* [TASK STATEMENT]
Copy every record exactly, and keep the pictures out.

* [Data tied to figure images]
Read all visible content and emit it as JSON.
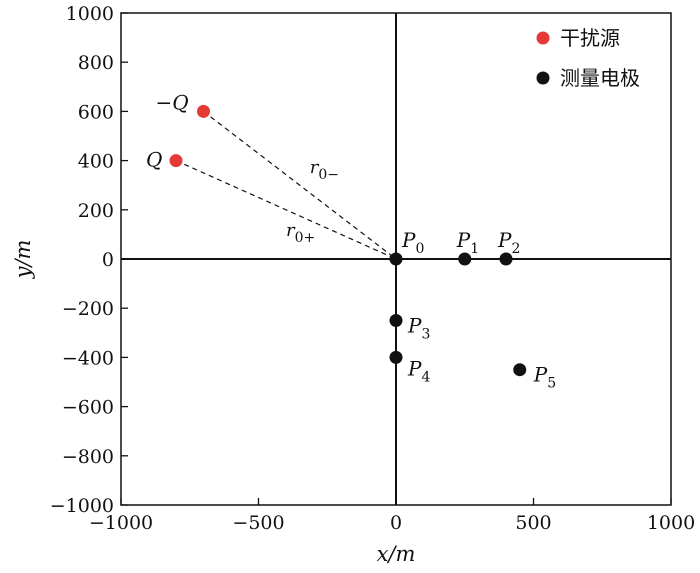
{
  "chart_data": {
    "type": "scatter",
    "xlabel": "x/m",
    "ylabel": "y/m",
    "xlim": [
      -1000,
      1000
    ],
    "ylim": [
      -1000,
      1000
    ],
    "xticks": [
      -1000,
      -500,
      0,
      500,
      1000
    ],
    "yticks": [
      1000,
      800,
      600,
      400,
      200,
      0,
      -200,
      -400,
      -600,
      -800,
      -1000
    ],
    "xtick_labels": [
      "−1000",
      "−500",
      "0",
      "500",
      "1000"
    ],
    "ytick_labels": [
      "1000",
      "800",
      "600",
      "400",
      "200",
      "0",
      "−200",
      "−400",
      "−600",
      "−800",
      "−1000"
    ],
    "grid": false,
    "legend_position": "top-right",
    "series": [
      {
        "name": "干扰源",
        "color": "#e53935",
        "points": [
          {
            "label": "−Q",
            "x": -700,
            "y": 600
          },
          {
            "label": "Q",
            "x": -800,
            "y": 400
          }
        ]
      },
      {
        "name": "测量电极",
        "color": "#111111",
        "points": [
          {
            "label": "P",
            "sub": "0",
            "x": 0,
            "y": 0
          },
          {
            "label": "P",
            "sub": "1",
            "x": 250,
            "y": 0
          },
          {
            "label": "P",
            "sub": "2",
            "x": 400,
            "y": 0
          },
          {
            "label": "P",
            "sub": "3",
            "x": 0,
            "y": -250
          },
          {
            "label": "P",
            "sub": "4",
            "x": 0,
            "y": -400
          },
          {
            "label": "P",
            "sub": "5",
            "x": 450,
            "y": -450
          }
        ]
      }
    ],
    "dashed_lines": [
      {
        "from": [
          -700,
          600
        ],
        "to": [
          0,
          0
        ],
        "label": "r",
        "sub": "0−"
      },
      {
        "from": [
          -800,
          400
        ],
        "to": [
          0,
          0
        ],
        "label": "r",
        "sub": "0+"
      }
    ]
  }
}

* [TASK RESPONSE]
Read all visible content and emit it as JSON.
{
  "chart_data": {
    "type": "scatter",
    "xlabel": "x/m",
    "ylabel": "y/m",
    "xlim": [
      -1000,
      1000
    ],
    "ylim": [
      -1000,
      1000
    ],
    "xticks": [
      -1000,
      -500,
      0,
      500,
      1000
    ],
    "yticks": [
      1000,
      800,
      600,
      400,
      200,
      0,
      -200,
      -400,
      -600,
      -800,
      -1000
    ],
    "xtick_labels": [
      "−1000",
      "−500",
      "0",
      "500",
      "1000"
    ],
    "ytick_labels": [
      "1000",
      "800",
      "600",
      "400",
      "200",
      "0",
      "−200",
      "−400",
      "−600",
      "−800",
      "−1000"
    ],
    "grid": false,
    "legend_position": "top-right",
    "series": [
      {
        "name": "干扰源",
        "color": "#e53935",
        "points": [
          {
            "label": "−Q",
            "x": -700,
            "y": 600
          },
          {
            "label": "Q",
            "x": -800,
            "y": 400
          }
        ]
      },
      {
        "name": "测量电极",
        "color": "#111111",
        "points": [
          {
            "label": "P",
            "sub": "0",
            "x": 0,
            "y": 0
          },
          {
            "label": "P",
            "sub": "1",
            "x": 250,
            "y": 0
          },
          {
            "label": "P",
            "sub": "2",
            "x": 400,
            "y": 0
          },
          {
            "label": "P",
            "sub": "3",
            "x": 0,
            "y": -250
          },
          {
            "label": "P",
            "sub": "4",
            "x": 0,
            "y": -400
          },
          {
            "label": "P",
            "sub": "5",
            "x": 450,
            "y": -450
          }
        ]
      }
    ],
    "dashed_lines": [
      {
        "from": [
          -700,
          600
        ],
        "to": [
          0,
          0
        ],
        "label": "r",
        "sub": "0−"
      },
      {
        "from": [
          -800,
          400
        ],
        "to": [
          0,
          0
        ],
        "label": "r",
        "sub": "0+"
      }
    ]
  }
}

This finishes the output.